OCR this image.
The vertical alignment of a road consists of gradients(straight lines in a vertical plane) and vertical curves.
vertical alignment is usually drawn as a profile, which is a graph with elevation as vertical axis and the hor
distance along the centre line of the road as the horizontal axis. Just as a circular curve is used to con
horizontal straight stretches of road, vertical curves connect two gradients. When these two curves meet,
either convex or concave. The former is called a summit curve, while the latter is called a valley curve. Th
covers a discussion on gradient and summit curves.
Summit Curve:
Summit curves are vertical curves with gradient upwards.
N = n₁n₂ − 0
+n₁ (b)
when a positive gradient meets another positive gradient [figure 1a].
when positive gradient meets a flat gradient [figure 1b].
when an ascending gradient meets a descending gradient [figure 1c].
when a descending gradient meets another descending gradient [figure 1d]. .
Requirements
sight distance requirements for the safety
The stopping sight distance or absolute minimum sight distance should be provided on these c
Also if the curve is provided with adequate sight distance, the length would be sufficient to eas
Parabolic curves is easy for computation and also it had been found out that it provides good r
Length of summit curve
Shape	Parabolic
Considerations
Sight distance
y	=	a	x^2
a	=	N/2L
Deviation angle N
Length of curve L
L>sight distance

++++++++

» **What you will do**: Print every line of the records exactly. Omit nothing.

» **Written answer**:
OCR this image.
The vertical alignment of a road consists of gradients(straight lines in a vertical plane) and vertical curves.
vertical alignment is usually drawn as a profile, which is a graph with elevation as vertical axis and the hor
distance along the centre line of the road as the horizontal axis. Just as a circular curve is used to con
horizontal straight stretches of road, vertical curves connect two gradients. When these two curves meet,
either convex or concave. The former is called a summit curve, while the latter is called a valley curve. Th
covers a discussion on gradient and summit curves.
Summit Curve:
Summit curves are vertical curves with gradient upwards.
N = n₁n₂ − 0
+n₁ (b)
when a positive gradient meets another positive gradient [figure 1a].
when positive gradient meets a flat gradient [figure 1b].
when an ascending gradient meets a descending gradient [figure 1c].
when a descending gradient meets another descending gradient [figure 1d]. .
Requirements
sight distance requirements for the safety
The stopping sight distance or absolute minimum sight distance should be provided on these c
Also if the curve is provided with adequate sight distance, the length would be sufficient to eas
Parabolic curves is easy for computation and also it had been found out that it provides good r
Length of summit curve
Shape	Parabolic
Considerations
Sight distance
y	=	a	x^2
a	=	N/2L
Deviation angle N
Length of curve L
L>sight distance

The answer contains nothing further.